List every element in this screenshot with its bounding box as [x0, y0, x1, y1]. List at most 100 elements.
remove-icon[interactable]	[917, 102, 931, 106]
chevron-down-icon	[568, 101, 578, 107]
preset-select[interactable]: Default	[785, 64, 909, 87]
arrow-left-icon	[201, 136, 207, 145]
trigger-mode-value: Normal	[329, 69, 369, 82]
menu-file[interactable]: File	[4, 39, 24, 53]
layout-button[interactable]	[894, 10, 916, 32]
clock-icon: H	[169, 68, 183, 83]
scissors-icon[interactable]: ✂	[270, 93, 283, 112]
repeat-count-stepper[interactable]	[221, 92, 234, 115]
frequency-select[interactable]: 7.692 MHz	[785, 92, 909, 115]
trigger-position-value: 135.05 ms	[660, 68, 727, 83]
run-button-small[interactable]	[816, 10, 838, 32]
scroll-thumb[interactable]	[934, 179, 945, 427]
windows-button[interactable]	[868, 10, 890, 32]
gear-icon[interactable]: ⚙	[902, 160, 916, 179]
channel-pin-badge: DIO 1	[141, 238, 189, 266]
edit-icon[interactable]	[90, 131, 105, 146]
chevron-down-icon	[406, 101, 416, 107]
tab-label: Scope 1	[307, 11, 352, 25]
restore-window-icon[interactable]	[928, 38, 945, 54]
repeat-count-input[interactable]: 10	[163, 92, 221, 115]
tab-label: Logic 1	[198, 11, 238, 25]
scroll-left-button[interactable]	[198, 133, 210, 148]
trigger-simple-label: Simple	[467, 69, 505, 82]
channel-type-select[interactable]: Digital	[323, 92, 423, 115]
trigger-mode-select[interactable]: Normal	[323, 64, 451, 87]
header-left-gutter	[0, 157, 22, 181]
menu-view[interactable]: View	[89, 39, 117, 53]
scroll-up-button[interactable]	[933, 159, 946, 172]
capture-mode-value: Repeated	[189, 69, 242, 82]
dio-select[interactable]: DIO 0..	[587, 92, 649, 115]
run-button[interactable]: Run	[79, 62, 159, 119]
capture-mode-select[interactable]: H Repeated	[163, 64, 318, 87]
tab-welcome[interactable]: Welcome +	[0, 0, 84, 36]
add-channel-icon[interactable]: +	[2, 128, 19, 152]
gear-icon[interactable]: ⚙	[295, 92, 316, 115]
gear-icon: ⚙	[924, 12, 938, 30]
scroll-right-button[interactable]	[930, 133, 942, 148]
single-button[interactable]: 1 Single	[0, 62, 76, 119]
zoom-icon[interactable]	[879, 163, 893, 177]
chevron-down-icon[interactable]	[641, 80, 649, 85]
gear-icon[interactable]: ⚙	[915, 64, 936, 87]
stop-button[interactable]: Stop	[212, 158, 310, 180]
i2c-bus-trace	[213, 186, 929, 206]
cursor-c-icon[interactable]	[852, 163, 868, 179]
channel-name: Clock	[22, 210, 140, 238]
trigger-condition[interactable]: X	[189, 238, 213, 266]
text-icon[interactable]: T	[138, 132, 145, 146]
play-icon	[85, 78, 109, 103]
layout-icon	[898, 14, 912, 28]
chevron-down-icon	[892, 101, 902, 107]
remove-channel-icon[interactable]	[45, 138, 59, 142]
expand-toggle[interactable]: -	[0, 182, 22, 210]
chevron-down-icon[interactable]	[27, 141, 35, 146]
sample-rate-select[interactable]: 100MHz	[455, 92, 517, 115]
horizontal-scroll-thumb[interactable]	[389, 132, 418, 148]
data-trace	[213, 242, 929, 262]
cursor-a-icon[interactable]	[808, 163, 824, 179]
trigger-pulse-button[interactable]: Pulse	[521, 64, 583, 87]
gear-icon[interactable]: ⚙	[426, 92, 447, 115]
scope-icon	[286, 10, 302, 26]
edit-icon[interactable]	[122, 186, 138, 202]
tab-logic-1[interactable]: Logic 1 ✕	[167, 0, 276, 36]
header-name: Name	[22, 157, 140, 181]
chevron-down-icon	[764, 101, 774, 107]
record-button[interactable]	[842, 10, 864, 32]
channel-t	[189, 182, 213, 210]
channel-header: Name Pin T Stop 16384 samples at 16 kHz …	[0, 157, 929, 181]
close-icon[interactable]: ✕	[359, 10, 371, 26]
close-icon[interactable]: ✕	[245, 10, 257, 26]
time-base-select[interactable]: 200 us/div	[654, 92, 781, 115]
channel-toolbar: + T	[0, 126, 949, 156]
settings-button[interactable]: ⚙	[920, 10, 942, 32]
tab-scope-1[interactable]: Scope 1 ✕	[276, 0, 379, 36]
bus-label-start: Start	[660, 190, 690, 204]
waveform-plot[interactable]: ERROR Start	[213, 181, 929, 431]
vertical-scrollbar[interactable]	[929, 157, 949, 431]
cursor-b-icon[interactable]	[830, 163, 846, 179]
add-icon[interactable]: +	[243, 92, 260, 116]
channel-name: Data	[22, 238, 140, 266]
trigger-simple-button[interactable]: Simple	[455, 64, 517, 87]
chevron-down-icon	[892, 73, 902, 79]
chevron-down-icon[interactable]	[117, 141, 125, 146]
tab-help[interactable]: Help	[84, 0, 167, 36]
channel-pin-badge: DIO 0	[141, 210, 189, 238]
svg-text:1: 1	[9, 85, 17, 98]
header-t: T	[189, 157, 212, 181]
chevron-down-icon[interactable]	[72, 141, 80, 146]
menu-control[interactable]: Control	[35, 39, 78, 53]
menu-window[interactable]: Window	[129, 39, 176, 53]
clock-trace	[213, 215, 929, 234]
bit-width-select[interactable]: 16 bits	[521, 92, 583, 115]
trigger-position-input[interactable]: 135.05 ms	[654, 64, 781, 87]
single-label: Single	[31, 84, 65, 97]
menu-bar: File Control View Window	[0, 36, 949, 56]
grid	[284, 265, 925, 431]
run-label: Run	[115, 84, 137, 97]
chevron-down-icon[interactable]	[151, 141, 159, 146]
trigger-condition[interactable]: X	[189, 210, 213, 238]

• _Short problem_: Starting with the first line of the records and going on through the line that contains "64, 909, 87]", copy those lines word for word.

• _The response_:
List every element in this screenshot with its bounding box as [x0, y0, x1, y1]. List at most 100 elements.
remove-icon[interactable]	[917, 102, 931, 106]
chevron-down-icon	[568, 101, 578, 107]
preset-select[interactable]: Default	[785, 64, 909, 87]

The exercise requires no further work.